Stated exercise >>
Reproduce every entry exactly as shown.

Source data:
* START *
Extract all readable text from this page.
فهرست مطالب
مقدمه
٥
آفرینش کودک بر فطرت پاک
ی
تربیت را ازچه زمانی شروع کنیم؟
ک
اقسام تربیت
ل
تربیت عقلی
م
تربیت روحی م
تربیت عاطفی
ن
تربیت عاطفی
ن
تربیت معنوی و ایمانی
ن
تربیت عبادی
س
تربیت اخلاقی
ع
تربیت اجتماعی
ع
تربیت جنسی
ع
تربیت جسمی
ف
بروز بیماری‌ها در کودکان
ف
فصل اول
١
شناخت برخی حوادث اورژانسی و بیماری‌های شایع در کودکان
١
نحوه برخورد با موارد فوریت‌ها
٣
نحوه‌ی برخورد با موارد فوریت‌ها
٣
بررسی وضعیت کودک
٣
* END *
Exercise response >>
Extract all readable text from this page.
فهرست مطالب
مقدمه
٥
آفرینش کودک بر فطرت پاک
ی
تربیت را ازچه زمانی شروع کنیم؟
ک
اقسام تربیت
ل
تربیت عقلی
م
تربیت روحی م
تربیت عاطفی
ن
تربیت عاطفی
ن
تربیت معنوی و ایمانی
ن
تربیت عبادی
س
تربیت اخلاقی
ع
تربیت اجتماعی
ع
تربیت جنسی
ع
تربیت جسمی
ف
بروز بیماری‌ها در کودکان
ف
فصل اول
١
شناخت برخی حوادث اورژانسی و بیماری‌های شایع در کودکان
١
نحوه برخورد با موارد فوریت‌ها
٣
نحوه‌ی برخورد با موارد فوریت‌ها
٣
بررسی وضعیت کودک
٣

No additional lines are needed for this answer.